Exercise brief — Repeat each entry in full, exactly.

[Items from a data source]
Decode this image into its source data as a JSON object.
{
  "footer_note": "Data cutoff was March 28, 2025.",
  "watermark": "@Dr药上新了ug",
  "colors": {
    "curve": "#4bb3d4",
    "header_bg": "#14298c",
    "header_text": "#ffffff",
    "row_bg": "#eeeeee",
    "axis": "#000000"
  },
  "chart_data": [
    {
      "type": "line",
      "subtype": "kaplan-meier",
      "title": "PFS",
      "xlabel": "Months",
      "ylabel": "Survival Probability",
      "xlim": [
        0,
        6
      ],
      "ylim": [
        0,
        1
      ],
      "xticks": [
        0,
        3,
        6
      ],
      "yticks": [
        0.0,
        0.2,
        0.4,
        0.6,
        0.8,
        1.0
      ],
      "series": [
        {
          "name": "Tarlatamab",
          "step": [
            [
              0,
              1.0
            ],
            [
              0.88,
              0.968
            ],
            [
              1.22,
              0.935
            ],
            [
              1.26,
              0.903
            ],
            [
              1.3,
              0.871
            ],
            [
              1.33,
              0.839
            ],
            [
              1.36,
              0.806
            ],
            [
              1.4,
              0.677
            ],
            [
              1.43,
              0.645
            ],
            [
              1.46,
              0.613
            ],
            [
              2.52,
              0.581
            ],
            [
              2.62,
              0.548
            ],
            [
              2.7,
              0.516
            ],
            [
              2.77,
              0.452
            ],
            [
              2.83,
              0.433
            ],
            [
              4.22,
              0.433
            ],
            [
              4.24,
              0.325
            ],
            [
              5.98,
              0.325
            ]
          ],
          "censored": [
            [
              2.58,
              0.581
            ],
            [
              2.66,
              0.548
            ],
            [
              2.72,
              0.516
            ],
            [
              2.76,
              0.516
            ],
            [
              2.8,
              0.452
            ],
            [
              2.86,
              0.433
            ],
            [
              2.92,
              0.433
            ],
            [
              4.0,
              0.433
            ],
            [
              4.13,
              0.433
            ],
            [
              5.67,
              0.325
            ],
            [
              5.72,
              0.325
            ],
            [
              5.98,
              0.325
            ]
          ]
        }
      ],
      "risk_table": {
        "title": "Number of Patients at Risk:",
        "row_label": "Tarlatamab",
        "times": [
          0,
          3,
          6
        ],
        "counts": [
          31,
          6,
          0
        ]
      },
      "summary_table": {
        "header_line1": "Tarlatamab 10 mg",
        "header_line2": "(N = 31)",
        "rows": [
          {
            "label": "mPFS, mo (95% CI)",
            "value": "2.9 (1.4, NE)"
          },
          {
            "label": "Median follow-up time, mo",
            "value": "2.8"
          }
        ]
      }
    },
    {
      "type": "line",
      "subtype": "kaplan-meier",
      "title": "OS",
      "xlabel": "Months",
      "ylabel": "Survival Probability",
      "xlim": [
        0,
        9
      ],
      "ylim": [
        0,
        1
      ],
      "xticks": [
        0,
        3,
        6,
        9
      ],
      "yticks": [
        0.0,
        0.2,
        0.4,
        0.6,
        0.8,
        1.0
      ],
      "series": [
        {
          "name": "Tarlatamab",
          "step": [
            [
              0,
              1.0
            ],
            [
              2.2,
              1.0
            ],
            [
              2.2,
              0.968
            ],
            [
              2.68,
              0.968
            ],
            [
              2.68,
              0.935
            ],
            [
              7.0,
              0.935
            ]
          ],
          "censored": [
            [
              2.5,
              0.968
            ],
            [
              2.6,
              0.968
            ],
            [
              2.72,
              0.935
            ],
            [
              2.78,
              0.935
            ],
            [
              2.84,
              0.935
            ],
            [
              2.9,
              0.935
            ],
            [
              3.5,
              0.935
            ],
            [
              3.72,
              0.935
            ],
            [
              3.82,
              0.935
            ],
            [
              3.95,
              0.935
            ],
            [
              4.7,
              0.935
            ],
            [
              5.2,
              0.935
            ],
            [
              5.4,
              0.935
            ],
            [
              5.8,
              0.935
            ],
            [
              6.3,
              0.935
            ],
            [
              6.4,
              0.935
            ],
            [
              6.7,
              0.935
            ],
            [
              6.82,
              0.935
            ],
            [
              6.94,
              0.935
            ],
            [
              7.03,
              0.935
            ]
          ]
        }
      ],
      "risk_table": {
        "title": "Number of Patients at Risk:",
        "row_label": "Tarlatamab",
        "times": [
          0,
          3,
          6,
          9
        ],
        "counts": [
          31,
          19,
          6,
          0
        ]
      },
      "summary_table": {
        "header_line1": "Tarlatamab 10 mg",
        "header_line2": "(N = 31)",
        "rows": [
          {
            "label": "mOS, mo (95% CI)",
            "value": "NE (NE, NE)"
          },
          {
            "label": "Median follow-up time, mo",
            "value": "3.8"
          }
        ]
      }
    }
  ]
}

Result below —
Decode this image into its source data as a JSON object.
{
  "footer_note": "Data cutoff was March 28, 2025.",
  "watermark": "@Dr药上新了ug",
  "colors": {
    "curve": "#4bb3d4",
    "header_bg": "#14298c",
    "header_text": "#ffffff",
    "row_bg": "#eeeeee",
    "axis": "#000000"
  },
  "chart_data": [
    {
      "type": "line",
      "subtype": "kaplan-meier",
      "title": "PFS",
      "xlabel": "Months",
      "ylabel": "Survival Probability",
      "xlim": [
        0,
        6
      ],
      "ylim": [
        0,
        1
      ],
      "xticks": [
        0,
        3,
        6
      ],
      "yticks": [
        0.0,
        0.2,
        0.4,
        0.6,
        0.8,
        1.0
      ],
      "series": [
        {
          "name": "Tarlatamab",
          "step": [
            [
              0,
              1.0
            ],
            [
              0.88,
              0.968
            ],
            [
              1.22,
              0.935
            ],
            [
              1.26,
              0.903
            ],
            [
              1.3,
              0.871
            ],
            [
              1.33,
              0.839
            ],
            [
              1.36,
              0.806
            ],
            [
              1.4,
              0.677
            ],
            [
              1.43,
              0.645
            ],
            [
              1.46,
              0.613
            ],
            [
              2.52,
              0.581
            ],
            [
              2.62,
              0.548
            ],
            [
              2.7,
              0.516
            ],
            [
              2.77,
              0.452
            ],
            [
              2.83,
              0.433
            ],
            [
              4.22,
              0.433
            ],
            [
              4.24,
              0.325
            ],
            [
              5.98,
              0.325
            ]
          ],
          "censored": [
            [
              2.58,
              0.581
            ],
            [
              2.66,
              0.548
            ],
            [
              2.72,
              0.516
            ],
            [
              2.76,
              0.516
            ],
            [
              2.8,
              0.452
            ],
            [
              2.86,
              0.433
            ],
            [
              2.92,
              0.433
            ],
            [
              4.0,
              0.433
            ],
            [
              4.13,
              0.433
            ],
            [
              5.67,
              0.325
            ],
            [
              5.72,
              0.325
            ],
            [
              5.98,
              0.325
            ]
          ]
        }
      ],
      "risk_table": {
        "title": "Number of Patients at Risk:",
        "row_label": "Tarlatamab",
        "times": [
          0,
          3,
          6
        ],
        "counts": [
          31,
          6,
          0
        ]
      },
      "summary_table": {
        "header_line1": "Tarlatamab 10 mg",
        "header_line2": "(N = 31)",
        "rows": [
          {
            "label": "mPFS, mo (95% CI)",
            "value": "2.9 (1.4, NE)"
          },
          {
            "label": "Median follow-up time, mo",
            "value": "2.8"
          }
        ]
      }
    },
    {
      "type": "line",
      "subtype": "kaplan-meier",
      "title": "OS",
      "xlabel": "Months",
      "ylabel": "Survival Probability",
      "xlim": [
        0,
        9
      ],
      "ylim": [
        0,
        1
      ],
      "xticks": [
        0,
        3,
        6,
        9
      ],
      "yticks": [
        0.0,
        0.2,
        0.4,
        0.6,
        0.8,
        1.0
      ],
      "series": [
        {
          "name": "Tarlatamab",
          "step": [
            [
              0,
              1.0
            ],
            [
              2.2,
              1.0
            ],
            [
              2.2,
              0.968
            ],
            [
              2.68,
              0.968
            ],
            [
              2.68,
              0.935
            ],
            [
              7.0,
              0.935
            ]
          ],
          "censored": [
            [
              2.5,
              0.968
            ],
            [
              2.6,
              0.968
            ],
            [
              2.72,
              0.935
            ],
            [
              2.78,
              0.935
            ],
            [
              2.84,
              0.935
            ],
            [
              2.9,
              0.935
            ],
            [
              3.5,
              0.935
            ],
            [
              3.72,
              0.935
            ],
            [
              3.82,
              0.935
            ],
            [
              3.95,
              0.935
            ],
            [
              4.7,
              0.935
            ],
            [
              5.2,
              0.935
            ],
            [
              5.4,
              0.935
            ],
            [
              5.8,
              0.935
            ],
            [
              6.3,
              0.935
            ],
            [
              6.4,
              0.935
            ],
            [
              6.7,
              0.935
            ],
            [
              6.82,
              0.935
            ],
            [
              6.94,
              0.935
            ],
            [
              7.03,
              0.935
            ]
          ]
        }
      ],
      "risk_table": {
        "title": "Number of Patients at Risk:",
        "row_label": "Tarlatamab",
        "times": [
          0,
          3,
          6,
          9
        ],
        "counts": [
          31,
          19,
          6,
          0
        ]
      },
      "summary_table": {
        "header_line1": "Tarlatamab 10 mg",
        "header_line2": "(N = 31)",
        "rows": [
          {
            "label": "mOS, mo (95% CI)",
            "value": "NE (NE, NE)"
          },
          {
            "label": "Median follow-up time, mo",
            "value": "3.8"
          }
        ]
      }
    }
  ]
}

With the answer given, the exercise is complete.